GIVEN TEXT ::
◆ ◆ ◆ ◆

It's possible to reduce memory consumption a lot by only including the modules that you use in the baseModules: https://github.com/nixos/nixpkgs/blob/a3f0ef0a1fe3bc4a0d9eb176fcac246634d413c2/nixos/lib/eval-config.nix#L16-L17

Unfortunately nixos-rebuild doesn't support passing that parameter during evaluation. What's possible though is to use the new --flake flag, which allows to precisely control the NixOS evaluation.

The flake.nix would look something like that:

{
  outputs = { self, nixpkgs }: {
    nixosConfigurations.myhost = import "${nixpkgs}/nixos/lib/eval-config.nix" {
       baseModules = [
         # import all the modules here
       ];
       modules = [ (import ./myhost/configuration.nix) ];
     };
  };
}

And then to build, you would use nixos-rebuild --flake .#myhost build.

This should work in theory. It's probably going to take a while to populate the baseModules with minimal requirements.

So instead of using lib.nixosSystem, which has all the modules in nixpkgs loaded(?), this creates the same structure, but with an empty list of baseModules for you to populate? Would you just build this repeatedly and add every module who's absence breaks the build?

lordcirth avatar Dec 15 '20 16:12 lordcirth

You got it. It will be quite painful to build the full list as module inter-dependencies are not being tracked, but that's the best (only?) way to reduce memory usage. As NixOS gets more and more services defined, the memory usage keeps growing.

zimbatm avatar Dec 15 '20 17:12 zimbatm

I marked this as stale due to inactivity. → More info

stale[bot] avatar Jun 14 '21 21:06 stale[bot]

Depends on your nix config of course but mine failed at 1gb ram (and with an additional 1G swap). Swap definitely helped though after i changed it to 4G.

asdf8dfafjk avatar Aug 27 '21 08:08 asdf8dfafjk

On that note, curious and want to do a mini survey of sorts-- My system has 8GB of RAM and the nixos-rebuild-switch step takes about 30 minutes before printing the list of stuff to build and stuff to download. How does it go with you guys? Please note your RAM and time before the list of things to download prints. Additionally if you can also print the susttained, for me its about 2.5/4 CPUs used and 91-94% RAM used, that would also be nice.

asdf8dfafjk avatar Aug 28 '21 10:08 asdf8dfafjk

I marked this as stale due to inactivity. → More info

stale[bot] avatar Apr 16 '22 11:04 stale[bot]

I was just bit by this on a 1GB VPS service. The solution was to add 2GB of swap. That's the easy part, the hard part was trying to figure out why nixos-rebuild wasn't starting my services (answer: it was silently being killed by the OOM killer).

dunnl avatar Sep 26 '22 02:09 dunnl

Faced the same issue on a raspberry pi with 1GB RAM when trying to rebuild using a flake-based configuration; adding 2GB swap fixed this for me too.

◆ ◆ ◆ ◆

STATED TASK :: From the thread on NixOS rebuild memory use, extract the passage starting with "stale[bot] avatar Apr" and going on through "the OOM killer).". The data after this comes from a separate source.

RECORDED DATA ::
◆ ◆ ◆ ◆

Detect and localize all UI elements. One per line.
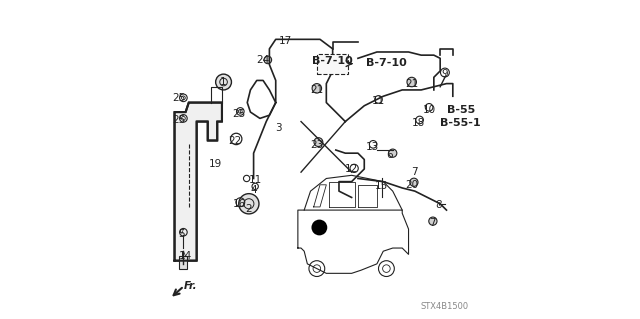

◆ ◆ ◆ ◆

SOLUTION FOR THIS EXERCISE ::
stale[bot] avatar Apr 16 '22 11:04 stale[bot]

I was just bit by this on a 1GB VPS service. The solution was to add 2GB of swap. That's the easy part, the hard part was trying to figure out why nixos-rebuild wasn't starting my services (answer: it was silently being killed by the OOM killer).